*To be done*: Reproduce word for word the lines running from the first one through the line that contains "y2-tick-label: 25.0 [848,246,866,256]", with both ends included.

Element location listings
* START *
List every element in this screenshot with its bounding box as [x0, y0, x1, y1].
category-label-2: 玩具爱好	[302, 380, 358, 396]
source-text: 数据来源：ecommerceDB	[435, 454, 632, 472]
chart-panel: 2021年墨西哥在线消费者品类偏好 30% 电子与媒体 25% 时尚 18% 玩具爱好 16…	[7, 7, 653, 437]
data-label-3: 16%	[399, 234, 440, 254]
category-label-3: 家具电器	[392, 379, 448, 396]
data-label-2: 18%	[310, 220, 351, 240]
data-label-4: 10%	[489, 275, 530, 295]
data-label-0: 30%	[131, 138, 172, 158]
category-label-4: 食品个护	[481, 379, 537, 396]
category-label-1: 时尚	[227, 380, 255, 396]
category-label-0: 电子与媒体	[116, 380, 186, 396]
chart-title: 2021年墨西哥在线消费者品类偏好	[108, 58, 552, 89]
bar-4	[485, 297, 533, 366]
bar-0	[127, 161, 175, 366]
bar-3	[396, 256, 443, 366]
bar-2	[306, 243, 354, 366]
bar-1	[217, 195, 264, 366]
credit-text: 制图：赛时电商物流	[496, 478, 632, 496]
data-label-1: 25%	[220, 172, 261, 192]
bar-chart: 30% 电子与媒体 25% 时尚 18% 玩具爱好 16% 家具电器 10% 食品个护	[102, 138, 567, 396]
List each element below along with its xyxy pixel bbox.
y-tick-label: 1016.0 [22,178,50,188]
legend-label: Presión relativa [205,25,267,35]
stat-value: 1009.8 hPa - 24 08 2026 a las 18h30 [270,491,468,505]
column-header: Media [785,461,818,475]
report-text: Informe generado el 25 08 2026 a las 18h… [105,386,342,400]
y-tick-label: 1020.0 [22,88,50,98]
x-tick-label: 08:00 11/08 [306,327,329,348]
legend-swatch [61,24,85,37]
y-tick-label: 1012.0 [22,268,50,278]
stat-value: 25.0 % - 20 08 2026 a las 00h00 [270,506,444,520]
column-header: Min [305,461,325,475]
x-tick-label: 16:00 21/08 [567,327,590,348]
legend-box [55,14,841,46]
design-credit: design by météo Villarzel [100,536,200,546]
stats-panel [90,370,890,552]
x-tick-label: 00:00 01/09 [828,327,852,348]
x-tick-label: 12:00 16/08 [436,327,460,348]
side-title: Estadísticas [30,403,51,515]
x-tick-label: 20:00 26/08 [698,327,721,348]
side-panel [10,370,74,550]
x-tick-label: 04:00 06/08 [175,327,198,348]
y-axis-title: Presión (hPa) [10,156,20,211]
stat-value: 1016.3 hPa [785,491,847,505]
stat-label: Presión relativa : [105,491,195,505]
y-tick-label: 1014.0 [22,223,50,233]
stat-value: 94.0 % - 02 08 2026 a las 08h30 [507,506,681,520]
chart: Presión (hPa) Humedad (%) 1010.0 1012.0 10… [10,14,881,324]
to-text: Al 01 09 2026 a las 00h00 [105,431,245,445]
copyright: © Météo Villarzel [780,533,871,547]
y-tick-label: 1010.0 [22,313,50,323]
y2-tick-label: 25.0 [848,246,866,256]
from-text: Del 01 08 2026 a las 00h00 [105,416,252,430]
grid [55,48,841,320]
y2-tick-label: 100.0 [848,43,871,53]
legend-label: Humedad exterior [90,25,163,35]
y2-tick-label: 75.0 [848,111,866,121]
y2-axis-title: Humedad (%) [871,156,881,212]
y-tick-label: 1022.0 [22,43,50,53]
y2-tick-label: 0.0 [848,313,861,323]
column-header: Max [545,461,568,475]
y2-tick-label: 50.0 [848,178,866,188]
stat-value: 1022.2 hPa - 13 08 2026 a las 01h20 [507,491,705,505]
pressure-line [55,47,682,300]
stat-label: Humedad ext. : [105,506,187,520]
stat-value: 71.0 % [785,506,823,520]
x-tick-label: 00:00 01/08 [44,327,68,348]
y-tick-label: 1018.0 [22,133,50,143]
* END *
*Task response*:
List every element in this screenshot with its bounding box as [x0, y0, x1, y1].
category-label-2: 玩具爱好	[302, 380, 358, 396]
source-text: 数据来源：ecommerceDB	[435, 454, 632, 472]
chart-panel: 2021年墨西哥在线消费者品类偏好 30% 电子与媒体 25% 时尚 18% 玩具爱好 16…	[7, 7, 653, 437]
data-label-3: 16%	[399, 234, 440, 254]
category-label-3: 家具电器	[392, 379, 448, 396]
data-label-2: 18%	[310, 220, 351, 240]
data-label-4: 10%	[489, 275, 530, 295]
data-label-0: 30%	[131, 138, 172, 158]
category-label-4: 食品个护	[481, 379, 537, 396]
category-label-1: 时尚	[227, 380, 255, 396]
category-label-0: 电子与媒体	[116, 380, 186, 396]
chart-title: 2021年墨西哥在线消费者品类偏好	[108, 58, 552, 89]
bar-4	[485, 297, 533, 366]
bar-0	[127, 161, 175, 366]
bar-3	[396, 256, 443, 366]
bar-2	[306, 243, 354, 366]
bar-1	[217, 195, 264, 366]
credit-text: 制图：赛时电商物流	[496, 478, 632, 496]
data-label-1: 25%	[220, 172, 261, 192]
bar-chart: 30% 电子与媒体 25% 时尚 18% 玩具爱好 16% 家具电器 10% 食品个护	[102, 138, 567, 396]
List each element below along with its xyxy pixel bbox.
y-tick-label: 1016.0 [22,178,50,188]
legend-label: Presión relativa [205,25,267,35]
stat-value: 1009.8 hPa - 24 08 2026 a las 18h30 [270,491,468,505]
column-header: Media [785,461,818,475]
report-text: Informe generado el 25 08 2026 a las 18h… [105,386,342,400]
y-tick-label: 1020.0 [22,88,50,98]
x-tick-label: 08:00 11/08 [306,327,329,348]
legend-swatch [61,24,85,37]
y-tick-label: 1012.0 [22,268,50,278]
stat-value: 25.0 % - 20 08 2026 a las 00h00 [270,506,444,520]
column-header: Min [305,461,325,475]
x-tick-label: 16:00 21/08 [567,327,590,348]
legend-box [55,14,841,46]
design-credit: design by météo Villarzel [100,536,200,546]
stats-panel [90,370,890,552]
x-tick-label: 00:00 01/09 [828,327,852,348]
x-tick-label: 12:00 16/08 [436,327,460,348]
side-title: Estadísticas [30,403,51,515]
x-tick-label: 20:00 26/08 [698,327,721,348]
side-panel [10,370,74,550]
x-tick-label: 04:00 06/08 [175,327,198,348]
y-axis-title: Presión (hPa) [10,156,20,211]
stat-value: 1016.3 hPa [785,491,847,505]
stat-label: Presión relativa : [105,491,195,505]
y-tick-label: 1014.0 [22,223,50,233]
stat-value: 94.0 % - 02 08 2026 a las 08h30 [507,506,681,520]
chart: Presión (hPa) Humedad (%) 1010.0 1012.0 10… [10,14,881,324]
to-text: Al 01 09 2026 a las 00h00 [105,431,245,445]
copyright: © Météo Villarzel [780,533,871,547]
y-tick-label: 1010.0 [22,313,50,323]
y2-tick-label: 25.0 [848,246,866,256]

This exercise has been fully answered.